• Problem to solve
Output each line of the material exactly as it stands.

• Records to process
+++
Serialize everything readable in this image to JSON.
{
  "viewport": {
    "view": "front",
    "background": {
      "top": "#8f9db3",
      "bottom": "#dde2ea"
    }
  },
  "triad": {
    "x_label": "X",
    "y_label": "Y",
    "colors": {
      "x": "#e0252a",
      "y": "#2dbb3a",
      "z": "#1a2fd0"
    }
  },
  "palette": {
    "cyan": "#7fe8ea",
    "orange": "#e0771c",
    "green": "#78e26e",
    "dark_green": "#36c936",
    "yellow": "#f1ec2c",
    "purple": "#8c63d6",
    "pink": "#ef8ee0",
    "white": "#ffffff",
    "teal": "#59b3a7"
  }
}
+++
• Reply
Serialize everything readable in this image to JSON.
{
  "viewport": {
    "view": "front",
    "background": {
      "top": "#8f9db3",
      "bottom": "#dde2ea"
    }
  },
  "triad": {
    "x_label": "X",
    "y_label": "Y",
    "colors": {
      "x": "#e0252a",
      "y": "#2dbb3a",
      "z": "#1a2fd0"
    }
  },
  "palette": {
    "cyan": "#7fe8ea",
    "orange": "#e0771c",
    "green": "#78e26e",
    "dark_green": "#36c936",
    "yellow": "#f1ec2c",
    "purple": "#8c63d6",
    "pink": "#ef8ee0",
    "white": "#ffffff",
    "teal": "#59b3a7"
  }
}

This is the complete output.